Collected data entries:
---
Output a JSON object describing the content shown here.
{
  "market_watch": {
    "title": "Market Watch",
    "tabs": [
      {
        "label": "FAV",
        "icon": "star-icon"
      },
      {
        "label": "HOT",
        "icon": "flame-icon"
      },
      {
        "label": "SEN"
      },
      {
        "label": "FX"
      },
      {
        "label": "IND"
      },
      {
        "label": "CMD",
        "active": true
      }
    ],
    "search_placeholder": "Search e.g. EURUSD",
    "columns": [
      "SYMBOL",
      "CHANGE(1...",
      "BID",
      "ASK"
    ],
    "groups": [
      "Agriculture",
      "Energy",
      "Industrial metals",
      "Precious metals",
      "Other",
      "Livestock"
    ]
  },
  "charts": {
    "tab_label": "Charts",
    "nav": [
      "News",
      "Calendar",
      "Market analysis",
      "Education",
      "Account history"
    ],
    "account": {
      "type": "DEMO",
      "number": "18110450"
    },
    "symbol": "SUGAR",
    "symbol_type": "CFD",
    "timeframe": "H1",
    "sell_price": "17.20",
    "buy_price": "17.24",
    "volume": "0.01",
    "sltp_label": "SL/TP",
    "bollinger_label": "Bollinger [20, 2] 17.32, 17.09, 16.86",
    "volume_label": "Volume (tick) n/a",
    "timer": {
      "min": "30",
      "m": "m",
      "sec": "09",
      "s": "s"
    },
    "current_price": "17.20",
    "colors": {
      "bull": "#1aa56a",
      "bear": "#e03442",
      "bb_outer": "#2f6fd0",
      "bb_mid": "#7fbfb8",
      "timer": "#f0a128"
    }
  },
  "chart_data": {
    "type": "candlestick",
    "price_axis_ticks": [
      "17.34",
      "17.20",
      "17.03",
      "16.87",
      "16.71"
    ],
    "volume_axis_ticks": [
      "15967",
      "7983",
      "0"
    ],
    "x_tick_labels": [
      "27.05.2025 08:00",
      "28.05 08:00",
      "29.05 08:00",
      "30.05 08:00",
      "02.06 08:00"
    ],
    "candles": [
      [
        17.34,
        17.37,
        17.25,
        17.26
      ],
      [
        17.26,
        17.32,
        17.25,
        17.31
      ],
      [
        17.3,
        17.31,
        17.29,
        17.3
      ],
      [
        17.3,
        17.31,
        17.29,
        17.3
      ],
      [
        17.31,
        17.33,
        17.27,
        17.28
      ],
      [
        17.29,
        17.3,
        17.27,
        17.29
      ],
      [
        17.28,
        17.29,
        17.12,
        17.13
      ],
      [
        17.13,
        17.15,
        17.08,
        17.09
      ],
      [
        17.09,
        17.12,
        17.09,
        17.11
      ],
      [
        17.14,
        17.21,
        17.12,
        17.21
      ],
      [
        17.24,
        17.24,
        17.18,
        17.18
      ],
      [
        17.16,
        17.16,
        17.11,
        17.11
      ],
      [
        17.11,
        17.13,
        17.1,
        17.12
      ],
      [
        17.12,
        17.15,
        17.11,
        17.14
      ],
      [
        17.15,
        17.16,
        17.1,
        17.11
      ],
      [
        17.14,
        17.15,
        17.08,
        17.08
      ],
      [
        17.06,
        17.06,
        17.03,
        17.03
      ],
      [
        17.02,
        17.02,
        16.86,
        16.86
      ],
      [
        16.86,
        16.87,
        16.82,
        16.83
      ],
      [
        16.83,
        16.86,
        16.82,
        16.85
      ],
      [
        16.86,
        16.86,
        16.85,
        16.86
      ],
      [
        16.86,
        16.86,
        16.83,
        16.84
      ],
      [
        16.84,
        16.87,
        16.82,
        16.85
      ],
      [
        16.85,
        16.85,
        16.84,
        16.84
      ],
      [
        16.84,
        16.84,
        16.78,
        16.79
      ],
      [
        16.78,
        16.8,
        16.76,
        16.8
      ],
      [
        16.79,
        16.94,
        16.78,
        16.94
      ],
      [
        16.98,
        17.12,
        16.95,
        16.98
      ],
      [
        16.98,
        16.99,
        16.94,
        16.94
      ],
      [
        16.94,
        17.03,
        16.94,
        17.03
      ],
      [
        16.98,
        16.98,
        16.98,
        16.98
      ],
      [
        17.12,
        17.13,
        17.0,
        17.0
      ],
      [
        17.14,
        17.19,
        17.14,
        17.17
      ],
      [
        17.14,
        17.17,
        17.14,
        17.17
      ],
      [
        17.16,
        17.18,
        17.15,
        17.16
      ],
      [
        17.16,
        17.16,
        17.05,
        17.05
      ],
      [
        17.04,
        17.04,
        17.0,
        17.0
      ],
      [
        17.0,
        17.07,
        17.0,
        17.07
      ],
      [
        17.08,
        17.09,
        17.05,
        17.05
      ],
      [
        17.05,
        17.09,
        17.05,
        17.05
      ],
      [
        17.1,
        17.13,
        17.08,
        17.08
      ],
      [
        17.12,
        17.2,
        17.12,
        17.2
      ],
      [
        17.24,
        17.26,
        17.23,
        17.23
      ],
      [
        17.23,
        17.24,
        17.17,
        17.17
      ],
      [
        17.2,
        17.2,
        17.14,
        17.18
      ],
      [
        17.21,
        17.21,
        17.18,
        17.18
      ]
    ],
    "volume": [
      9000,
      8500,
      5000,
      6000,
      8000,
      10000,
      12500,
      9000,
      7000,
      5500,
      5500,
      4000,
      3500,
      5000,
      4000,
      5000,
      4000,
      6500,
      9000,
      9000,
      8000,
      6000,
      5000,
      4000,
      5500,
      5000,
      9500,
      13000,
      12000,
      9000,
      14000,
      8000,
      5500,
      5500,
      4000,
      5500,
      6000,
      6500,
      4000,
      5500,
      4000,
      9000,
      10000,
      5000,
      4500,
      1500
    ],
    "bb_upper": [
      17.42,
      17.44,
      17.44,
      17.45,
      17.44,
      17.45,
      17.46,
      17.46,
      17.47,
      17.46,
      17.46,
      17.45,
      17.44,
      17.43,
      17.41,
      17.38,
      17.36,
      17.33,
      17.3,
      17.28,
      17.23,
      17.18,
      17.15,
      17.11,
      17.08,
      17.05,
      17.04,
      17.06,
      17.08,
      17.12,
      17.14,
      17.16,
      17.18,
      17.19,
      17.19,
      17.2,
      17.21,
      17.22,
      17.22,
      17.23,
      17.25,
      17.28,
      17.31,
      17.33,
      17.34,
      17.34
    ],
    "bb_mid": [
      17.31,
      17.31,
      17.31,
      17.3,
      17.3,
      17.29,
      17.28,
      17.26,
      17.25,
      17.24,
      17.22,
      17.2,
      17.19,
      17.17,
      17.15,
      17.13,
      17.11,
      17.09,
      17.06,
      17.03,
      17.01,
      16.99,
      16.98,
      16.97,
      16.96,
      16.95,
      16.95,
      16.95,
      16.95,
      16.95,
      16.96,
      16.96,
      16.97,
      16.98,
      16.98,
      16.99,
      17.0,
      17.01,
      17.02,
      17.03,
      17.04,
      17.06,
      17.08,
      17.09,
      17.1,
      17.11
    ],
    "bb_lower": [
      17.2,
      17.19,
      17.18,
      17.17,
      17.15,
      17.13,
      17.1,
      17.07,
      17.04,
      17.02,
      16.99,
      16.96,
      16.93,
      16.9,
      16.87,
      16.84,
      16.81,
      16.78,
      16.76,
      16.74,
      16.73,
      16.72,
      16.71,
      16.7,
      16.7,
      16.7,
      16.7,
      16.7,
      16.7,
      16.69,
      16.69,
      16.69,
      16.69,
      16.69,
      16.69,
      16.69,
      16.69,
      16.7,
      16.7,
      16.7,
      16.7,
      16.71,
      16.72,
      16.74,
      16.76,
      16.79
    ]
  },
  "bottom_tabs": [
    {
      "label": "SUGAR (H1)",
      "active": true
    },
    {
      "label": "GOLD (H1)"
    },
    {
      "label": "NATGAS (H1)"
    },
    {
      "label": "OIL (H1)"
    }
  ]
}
---
Work to be completed:
Write out all of the records once more, exactly.

Exercise result:
Output a JSON object describing the content shown here.
{
  "market_watch": {
    "title": "Market Watch",
    "tabs": [
      {
        "label": "FAV",
        "icon": "star-icon"
      },
      {
        "label": "HOT",
        "icon": "flame-icon"
      },
      {
        "label": "SEN"
      },
      {
        "label": "FX"
      },
      {
        "label": "IND"
      },
      {
        "label": "CMD",
        "active": true
      }
    ],
    "search_placeholder": "Search e.g. EURUSD",
    "columns": [
      "SYMBOL",
      "CHANGE(1...",
      "BID",
      "ASK"
    ],
    "groups": [
      "Agriculture",
      "Energy",
      "Industrial metals",
      "Precious metals",
      "Other",
      "Livestock"
    ]
  },
  "charts": {
    "tab_label": "Charts",
    "nav": [
      "News",
      "Calendar",
      "Market analysis",
      "Education",
      "Account history"
    ],
    "account": {
      "type": "DEMO",
      "number": "18110450"
    },
    "symbol": "SUGAR",
    "symbol_type": "CFD",
    "timeframe": "H1",
    "sell_price": "17.20",
    "buy_price": "17.24",
    "volume": "0.01",
    "sltp_label": "SL/TP",
    "bollinger_label": "Bollinger [20, 2] 17.32, 17.09, 16.86",
    "volume_label": "Volume (tick) n/a",
    "timer": {
      "min": "30",
      "m": "m",
      "sec": "09",
      "s": "s"
    },
    "current_price": "17.20",
    "colors": {
      "bull": "#1aa56a",
      "bear": "#e03442",
      "bb_outer": "#2f6fd0",
      "bb_mid": "#7fbfb8",
      "timer": "#f0a128"
    }
  },
  "chart_data": {
    "type": "candlestick",
    "price_axis_ticks": [
      "17.34",
      "17.20",
      "17.03",
      "16.87",
      "16.71"
    ],
    "volume_axis_ticks": [
      "15967",
      "7983",
      "0"
    ],
    "x_tick_labels": [
      "27.05.2025 08:00",
      "28.05 08:00",
      "29.05 08:00",
      "30.05 08:00",
      "02.06 08:00"
    ],
    "candles": [
      [
        17.34,
        17.37,
        17.25,
        17.26
      ],
      [
        17.26,
        17.32,
        17.25,
        17.31
      ],
      [
        17.3,
        17.31,
        17.29,
        17.3
      ],
      [
        17.3,
        17.31,
        17.29,
        17.3
      ],
      [
        17.31,
        17.33,
        17.27,
        17.28
      ],
      [
        17.29,
        17.3,
        17.27,
        17.29
      ],
      [
        17.28,
        17.29,
        17.12,
        17.13
      ],
      [
        17.13,
        17.15,
        17.08,
        17.09
      ],
      [
        17.09,
        17.12,
        17.09,
        17.11
      ],
      [
        17.14,
        17.21,
        17.12,
        17.21
      ],
      [
        17.24,
        17.24,
        17.18,
        17.18
      ],
      [
        17.16,
        17.16,
        17.11,
        17.11
      ],
      [
        17.11,
        17.13,
        17.1,
        17.12
      ],
      [
        17.12,
        17.15,
        17.11,
        17.14
      ],
      [
        17.15,
        17.16,
        17.1,
        17.11
      ],
      [
        17.14,
        17.15,
        17.08,
        17.08
      ],
      [
        17.06,
        17.06,
        17.03,
        17.03
      ],
      [
        17.02,
        17.02,
        16.86,
        16.86
      ],
      [
        16.86,
        16.87,
        16.82,
        16.83
      ],
      [
        16.83,
        16.86,
        16.82,
        16.85
      ],
      [
        16.86,
        16.86,
        16.85,
        16.86
      ],
      [
        16.86,
        16.86,
        16.83,
        16.84
      ],
      [
        16.84,
        16.87,
        16.82,
        16.85
      ],
      [
        16.85,
        16.85,
        16.84,
        16.84
      ],
      [
        16.84,
        16.84,
        16.78,
        16.79
      ],
      [
        16.78,
        16.8,
        16.76,
        16.8
      ],
      [
        16.79,
        16.94,
        16.78,
        16.94
      ],
      [
        16.98,
        17.12,
        16.95,
        16.98
      ],
      [
        16.98,
        16.99,
        16.94,
        16.94
      ],
      [
        16.94,
        17.03,
        16.94,
        17.03
      ],
      [
        16.98,
        16.98,
        16.98,
        16.98
      ],
      [
        17.12,
        17.13,
        17.0,
        17.0
      ],
      [
        17.14,
        17.19,
        17.14,
        17.17
      ],
      [
        17.14,
        17.17,
        17.14,
        17.17
      ],
      [
        17.16,
        17.18,
        17.15,
        17.16
      ],
      [
        17.16,
        17.16,
        17.05,
        17.05
      ],
      [
        17.04,
        17.04,
        17.0,
        17.0
      ],
      [
        17.0,
        17.07,
        17.0,
        17.07
      ],
      [
        17.08,
        17.09,
        17.05,
        17.05
      ],
      [
        17.05,
        17.09,
        17.05,
        17.05
      ],
      [
        17.1,
        17.13,
        17.08,
        17.08
      ],
      [
        17.12,
        17.2,
        17.12,
        17.2
      ],
      [
        17.24,
        17.26,
        17.23,
        17.23
      ],
      [
        17.23,
        17.24,
        17.17,
        17.17
      ],
      [
        17.2,
        17.2,
        17.14,
        17.18
      ],
      [
        17.21,
        17.21,
        17.18,
        17.18
      ]
    ],
    "volume": [
      9000,
      8500,
      5000,
      6000,
      8000,
      10000,
      12500,
      9000,
      7000,
      5500,
      5500,
      4000,
      3500,
      5000,
      4000,
      5000,
      4000,
      6500,
      9000,
      9000,
      8000,
      6000,
      5000,
      4000,
      5500,
      5000,
      9500,
      13000,
      12000,
      9000,
      14000,
      8000,
      5500,
      5500,
      4000,
      5500,
      6000,
      6500,
      4000,
      5500,
      4000,
      9000,
      10000,
      5000,
      4500,
      1500
    ],
    "bb_upper": [
      17.42,
      17.44,
      17.44,
      17.45,
      17.44,
      17.45,
      17.46,
      17.46,
      17.47,
      17.46,
      17.46,
      17.45,
      17.44,
      17.43,
      17.41,
      17.38,
      17.36,
      17.33,
      17.3,
      17.28,
      17.23,
      17.18,
      17.15,
      17.11,
      17.08,
      17.05,
      17.04,
      17.06,
      17.08,
      17.12,
      17.14,
      17.16,
      17.18,
      17.19,
      17.19,
      17.2,
      17.21,
      17.22,
      17.22,
      17.23,
      17.25,
      17.28,
      17.31,
      17.33,
      17.34,
      17.34
    ],
    "bb_mid": [
      17.31,
      17.31,
      17.31,
      17.3,
      17.3,
      17.29,
      17.28,
      17.26,
      17.25,
      17.24,
      17.22,
      17.2,
      17.19,
      17.17,
      17.15,
      17.13,
      17.11,
      17.09,
      17.06,
      17.03,
      17.01,
      16.99,
      16.98,
      16.97,
      16.96,
      16.95,
      16.95,
      16.95,
      16.95,
      16.95,
      16.96,
      16.96,
      16.97,
      16.98,
      16.98,
      16.99,
      17.0,
      17.01,
      17.02,
      17.03,
      17.04,
      17.06,
      17.08,
      17.09,
      17.1,
      17.11
    ],
    "bb_lower": [
      17.2,
      17.19,
      17.18,
      17.17,
      17.15,
      17.13,
      17.1,
      17.07,
      17.04,
      17.02,
      16.99,
      16.96,
      16.93,
      16.9,
      16.87,
      16.84,
      16.81,
      16.78,
      16.76,
      16.74,
      16.73,
      16.72,
      16.71,
      16.7,
      16.7,
      16.7,
      16.7,
      16.7,
      16.7,
      16.69,
      16.69,
      16.69,
      16.69,
      16.69,
      16.69,
      16.69,
      16.69,
      16.7,
      16.7,
      16.7,
      16.7,
      16.71,
      16.72,
      16.74,
      16.76,
      16.79
    ]
  },
  "bottom_tabs": [
    {
      "label": "SUGAR (H1)",
      "active": true
    },
    {
      "label": "GOLD (H1)"
    },
    {
      "label": "NATGAS (H1)"
    },
    {
      "label": "OIL (H1)"
    }
  ]
}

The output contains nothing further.